_WHAT YOU WILL DO_
Write the count of lines that contain the word "Scroll" and nothing else.
--- start PROVIDED INFORMATION ---
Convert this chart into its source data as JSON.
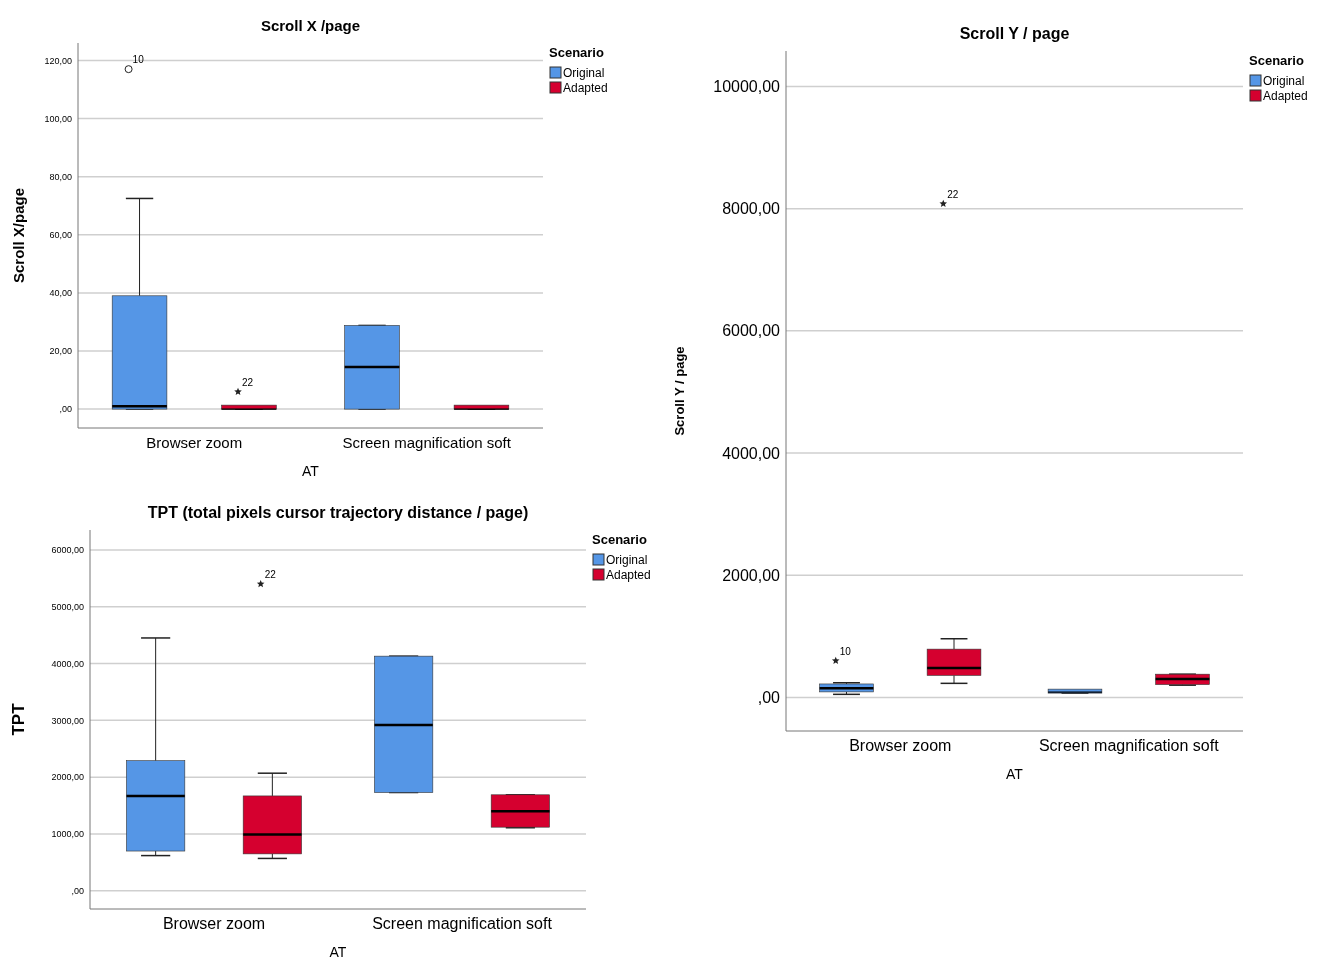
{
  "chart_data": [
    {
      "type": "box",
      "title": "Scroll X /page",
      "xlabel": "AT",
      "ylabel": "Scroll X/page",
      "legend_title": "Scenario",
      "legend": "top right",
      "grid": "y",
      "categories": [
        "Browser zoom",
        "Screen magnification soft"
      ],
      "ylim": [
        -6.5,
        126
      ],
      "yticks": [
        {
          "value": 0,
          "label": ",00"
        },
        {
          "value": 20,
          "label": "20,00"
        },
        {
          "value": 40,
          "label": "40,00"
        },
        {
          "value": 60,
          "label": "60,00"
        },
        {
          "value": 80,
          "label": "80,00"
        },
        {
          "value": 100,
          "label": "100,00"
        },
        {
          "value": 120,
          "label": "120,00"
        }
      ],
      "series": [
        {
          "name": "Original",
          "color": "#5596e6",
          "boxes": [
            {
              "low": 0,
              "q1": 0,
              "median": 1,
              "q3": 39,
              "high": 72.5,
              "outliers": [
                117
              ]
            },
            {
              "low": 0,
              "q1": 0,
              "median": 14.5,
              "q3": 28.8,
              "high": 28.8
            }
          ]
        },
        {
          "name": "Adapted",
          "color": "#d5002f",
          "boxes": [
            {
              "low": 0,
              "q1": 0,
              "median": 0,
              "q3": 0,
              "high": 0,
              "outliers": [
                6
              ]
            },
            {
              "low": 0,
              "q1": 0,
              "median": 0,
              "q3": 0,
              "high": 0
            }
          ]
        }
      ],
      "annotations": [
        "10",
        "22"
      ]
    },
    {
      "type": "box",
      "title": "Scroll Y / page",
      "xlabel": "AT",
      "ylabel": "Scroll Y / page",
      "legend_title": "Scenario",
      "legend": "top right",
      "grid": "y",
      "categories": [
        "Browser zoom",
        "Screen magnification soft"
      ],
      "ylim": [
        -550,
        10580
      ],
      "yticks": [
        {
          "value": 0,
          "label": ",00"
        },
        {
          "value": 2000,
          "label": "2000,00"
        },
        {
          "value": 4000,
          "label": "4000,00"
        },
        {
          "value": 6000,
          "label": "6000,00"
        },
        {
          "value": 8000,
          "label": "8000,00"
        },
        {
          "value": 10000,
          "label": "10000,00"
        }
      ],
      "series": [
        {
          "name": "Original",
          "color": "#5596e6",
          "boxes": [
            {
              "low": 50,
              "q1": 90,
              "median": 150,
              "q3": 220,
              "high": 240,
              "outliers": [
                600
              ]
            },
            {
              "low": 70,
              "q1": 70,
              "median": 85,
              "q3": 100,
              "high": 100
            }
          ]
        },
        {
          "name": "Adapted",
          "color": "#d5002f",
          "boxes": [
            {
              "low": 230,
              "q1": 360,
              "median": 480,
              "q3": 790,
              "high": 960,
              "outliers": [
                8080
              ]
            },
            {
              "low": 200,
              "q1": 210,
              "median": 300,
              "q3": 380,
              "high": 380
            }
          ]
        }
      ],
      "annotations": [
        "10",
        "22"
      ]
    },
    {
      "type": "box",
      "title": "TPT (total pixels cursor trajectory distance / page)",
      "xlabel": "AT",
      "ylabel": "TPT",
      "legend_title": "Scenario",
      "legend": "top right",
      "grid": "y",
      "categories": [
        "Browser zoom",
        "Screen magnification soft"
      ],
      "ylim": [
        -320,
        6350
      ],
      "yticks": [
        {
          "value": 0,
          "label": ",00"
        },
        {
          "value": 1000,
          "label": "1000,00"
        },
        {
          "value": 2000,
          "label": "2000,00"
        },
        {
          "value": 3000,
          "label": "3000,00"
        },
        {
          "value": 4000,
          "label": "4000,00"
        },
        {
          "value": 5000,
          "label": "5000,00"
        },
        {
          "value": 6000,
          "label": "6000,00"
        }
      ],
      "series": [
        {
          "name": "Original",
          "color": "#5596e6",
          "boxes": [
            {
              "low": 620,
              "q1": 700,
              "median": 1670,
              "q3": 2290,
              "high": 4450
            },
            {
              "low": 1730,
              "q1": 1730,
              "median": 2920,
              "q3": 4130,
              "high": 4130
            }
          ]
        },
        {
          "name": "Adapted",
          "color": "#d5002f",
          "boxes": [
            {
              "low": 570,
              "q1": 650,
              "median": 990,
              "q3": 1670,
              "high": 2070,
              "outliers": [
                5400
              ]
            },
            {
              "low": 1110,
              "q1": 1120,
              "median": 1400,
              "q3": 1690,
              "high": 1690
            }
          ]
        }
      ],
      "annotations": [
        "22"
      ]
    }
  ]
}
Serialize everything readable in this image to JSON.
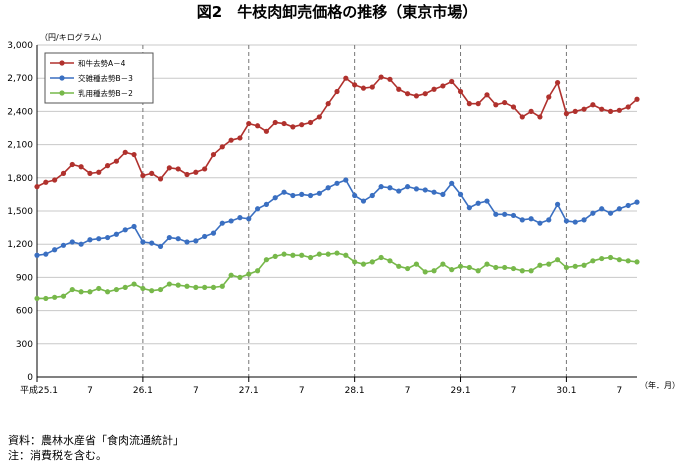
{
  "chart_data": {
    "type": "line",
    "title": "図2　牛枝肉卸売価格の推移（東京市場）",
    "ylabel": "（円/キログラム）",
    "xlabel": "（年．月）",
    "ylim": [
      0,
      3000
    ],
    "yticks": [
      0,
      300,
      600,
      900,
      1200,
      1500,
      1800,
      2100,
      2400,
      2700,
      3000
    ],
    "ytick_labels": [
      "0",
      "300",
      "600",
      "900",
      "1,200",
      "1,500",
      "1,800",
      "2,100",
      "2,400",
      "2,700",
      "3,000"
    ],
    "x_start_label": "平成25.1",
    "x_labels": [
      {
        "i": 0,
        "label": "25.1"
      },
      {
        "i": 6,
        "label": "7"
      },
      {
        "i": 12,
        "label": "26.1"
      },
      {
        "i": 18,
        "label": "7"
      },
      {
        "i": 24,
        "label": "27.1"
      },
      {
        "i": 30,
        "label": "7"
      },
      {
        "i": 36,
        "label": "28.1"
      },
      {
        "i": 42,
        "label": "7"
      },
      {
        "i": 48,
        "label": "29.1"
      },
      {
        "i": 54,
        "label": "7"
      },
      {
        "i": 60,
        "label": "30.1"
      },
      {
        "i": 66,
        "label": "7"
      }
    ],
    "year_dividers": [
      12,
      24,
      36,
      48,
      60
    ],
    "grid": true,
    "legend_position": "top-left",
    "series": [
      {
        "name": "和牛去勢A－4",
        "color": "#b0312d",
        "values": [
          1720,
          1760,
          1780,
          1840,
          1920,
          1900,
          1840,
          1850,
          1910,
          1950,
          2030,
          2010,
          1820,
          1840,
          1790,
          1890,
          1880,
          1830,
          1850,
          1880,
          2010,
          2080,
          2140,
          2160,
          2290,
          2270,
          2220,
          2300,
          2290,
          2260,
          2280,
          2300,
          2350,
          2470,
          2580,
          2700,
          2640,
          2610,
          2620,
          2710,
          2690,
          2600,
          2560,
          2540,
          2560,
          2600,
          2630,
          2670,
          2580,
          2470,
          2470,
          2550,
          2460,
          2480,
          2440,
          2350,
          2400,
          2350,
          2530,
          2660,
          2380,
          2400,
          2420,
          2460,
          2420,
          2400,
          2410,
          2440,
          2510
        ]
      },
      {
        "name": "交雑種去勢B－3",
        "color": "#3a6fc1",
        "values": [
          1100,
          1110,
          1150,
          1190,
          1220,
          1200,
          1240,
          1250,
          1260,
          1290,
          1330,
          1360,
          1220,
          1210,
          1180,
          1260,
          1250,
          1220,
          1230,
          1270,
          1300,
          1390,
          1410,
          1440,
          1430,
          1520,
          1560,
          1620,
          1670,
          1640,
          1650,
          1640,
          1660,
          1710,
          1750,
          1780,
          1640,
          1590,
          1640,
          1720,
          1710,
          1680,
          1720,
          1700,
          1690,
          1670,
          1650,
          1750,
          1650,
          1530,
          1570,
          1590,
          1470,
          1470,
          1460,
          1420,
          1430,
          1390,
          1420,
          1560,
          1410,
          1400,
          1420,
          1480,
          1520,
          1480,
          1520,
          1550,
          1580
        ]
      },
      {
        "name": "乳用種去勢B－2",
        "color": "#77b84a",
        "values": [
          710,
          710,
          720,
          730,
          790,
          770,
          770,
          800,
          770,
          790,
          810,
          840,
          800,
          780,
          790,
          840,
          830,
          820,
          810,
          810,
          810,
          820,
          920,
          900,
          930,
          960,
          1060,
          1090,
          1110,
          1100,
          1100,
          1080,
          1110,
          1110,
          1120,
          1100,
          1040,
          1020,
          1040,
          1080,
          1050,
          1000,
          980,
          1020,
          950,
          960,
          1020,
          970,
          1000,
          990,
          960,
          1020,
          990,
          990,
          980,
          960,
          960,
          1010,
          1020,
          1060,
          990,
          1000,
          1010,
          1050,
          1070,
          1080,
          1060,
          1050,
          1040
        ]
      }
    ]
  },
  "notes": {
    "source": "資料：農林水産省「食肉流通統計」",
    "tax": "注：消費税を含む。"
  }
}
--- end PROVIDED INFORMATION ---
_FINAL RESULT_
4